Saved data entries
(begin)

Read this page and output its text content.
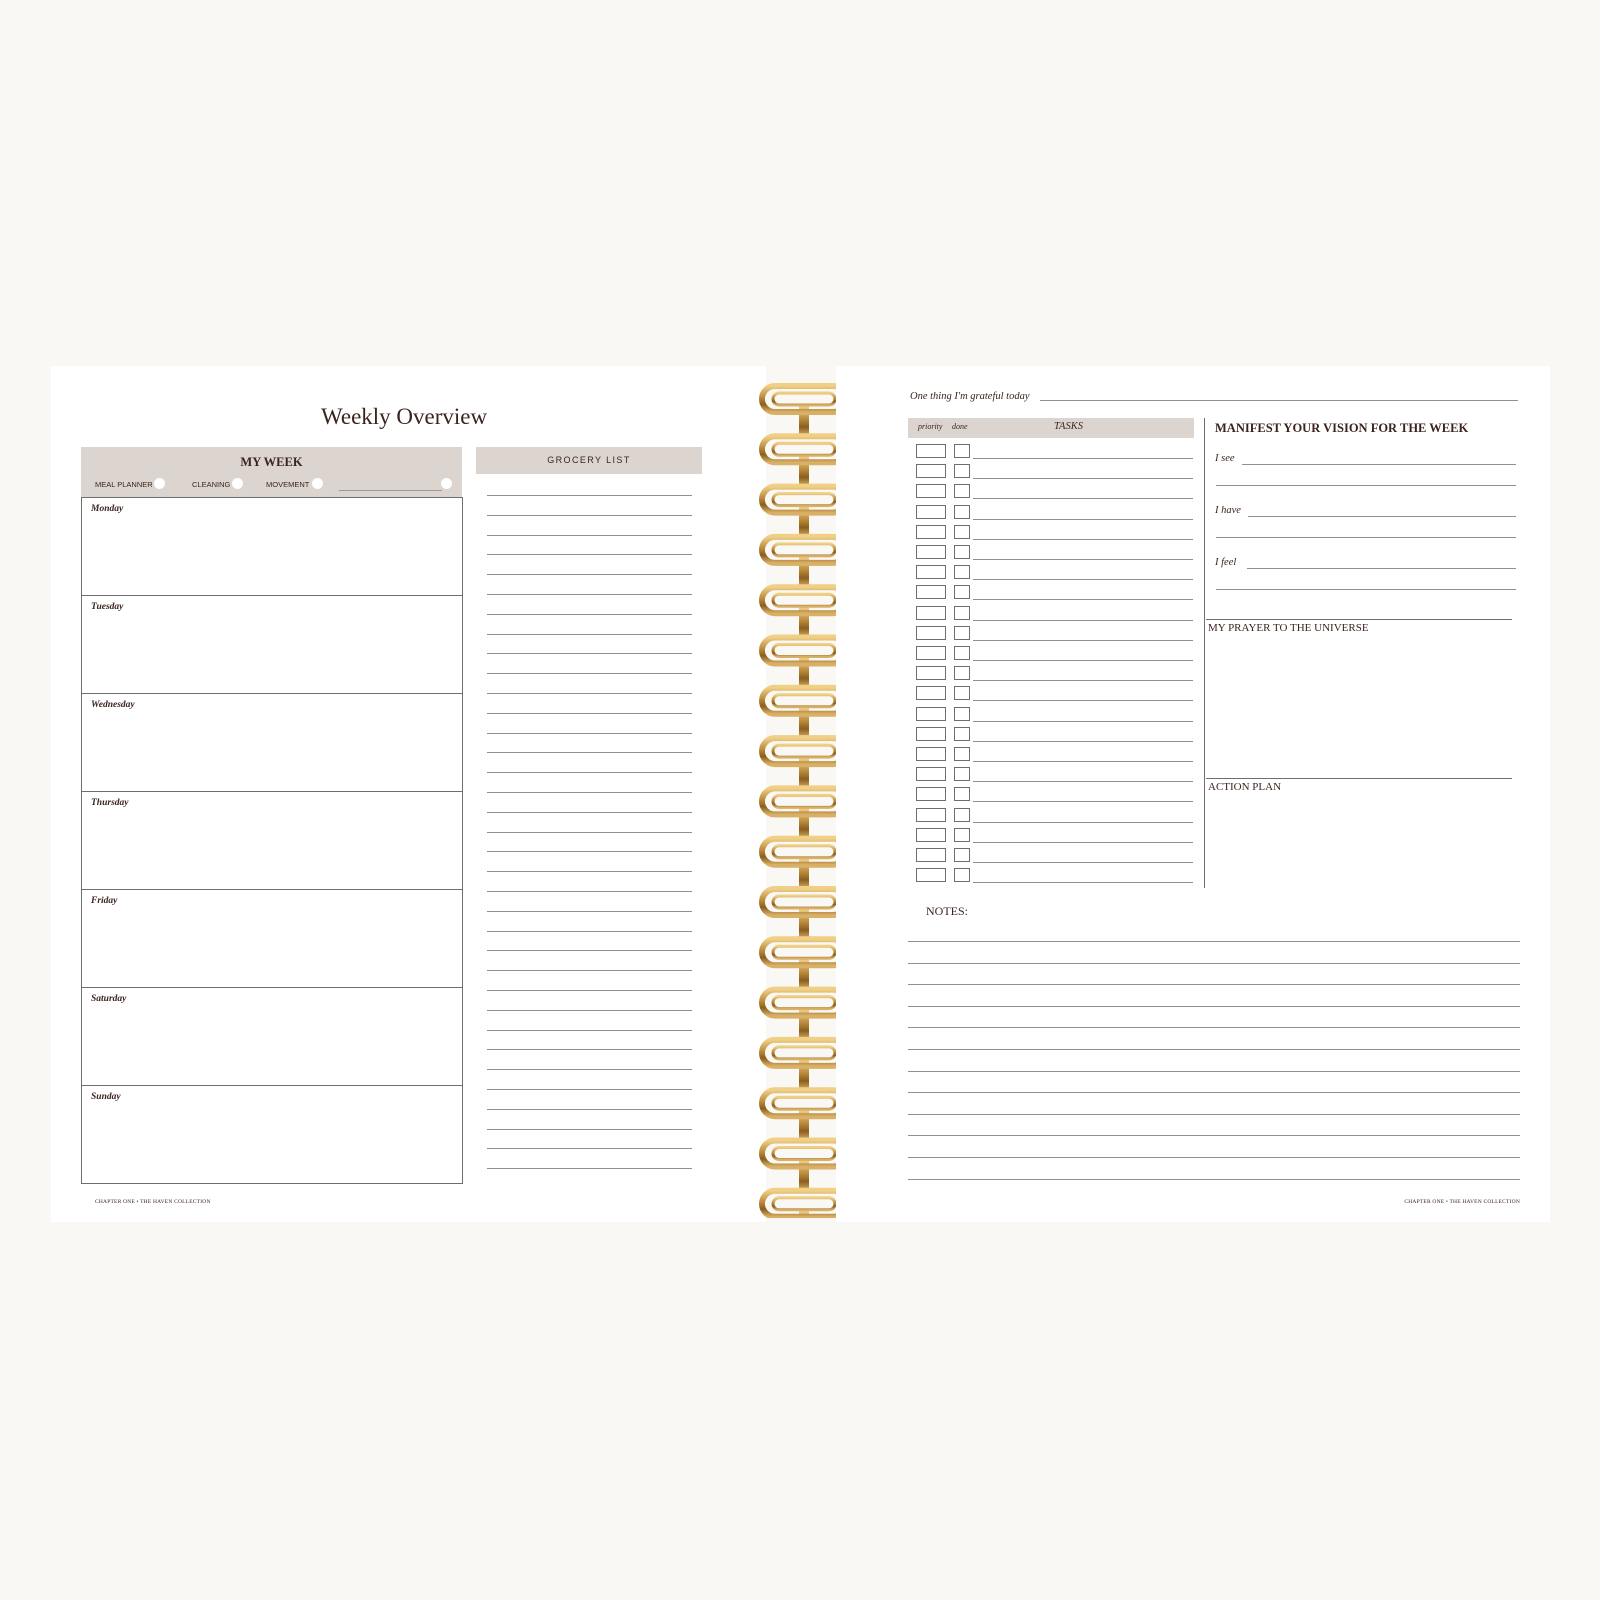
Weekly Overview
MY WEEK
MEAL PLANNER	CLEANING	MOVEMENT
Monday
Tuesday
Wednesday
Thursday
Friday
Saturday
Sunday
GROCERY LIST
CHAPTER ONE • THE HAVEN COLLECTION
One thing I'm grateful today
priority done	TASKS	MANIFEST YOUR VISION FOR THE WEEK
I see
I have
I feel
MY PRAYER TO THE UNIVERSE
ACTION PLAN
NOTES:
CHAPTER ONE • THE HAVEN COLLECTION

(end)

* **What you should do**
Reproduce the material word for word, minus the images.

* **Task result**
Read this page and output its text content.
Weekly Overview
MY WEEK
MEAL PLANNER	CLEANING	MOVEMENT
Monday
Tuesday
Wednesday
Thursday
Friday
Saturday
Sunday
GROCERY LIST
CHAPTER ONE • THE HAVEN COLLECTION
One thing I'm grateful today
priority done	TASKS	MANIFEST YOUR VISION FOR THE WEEK
I see
I have
I feel
MY PRAYER TO THE UNIVERSE
ACTION PLAN
NOTES:
CHAPTER ONE • THE HAVEN COLLECTION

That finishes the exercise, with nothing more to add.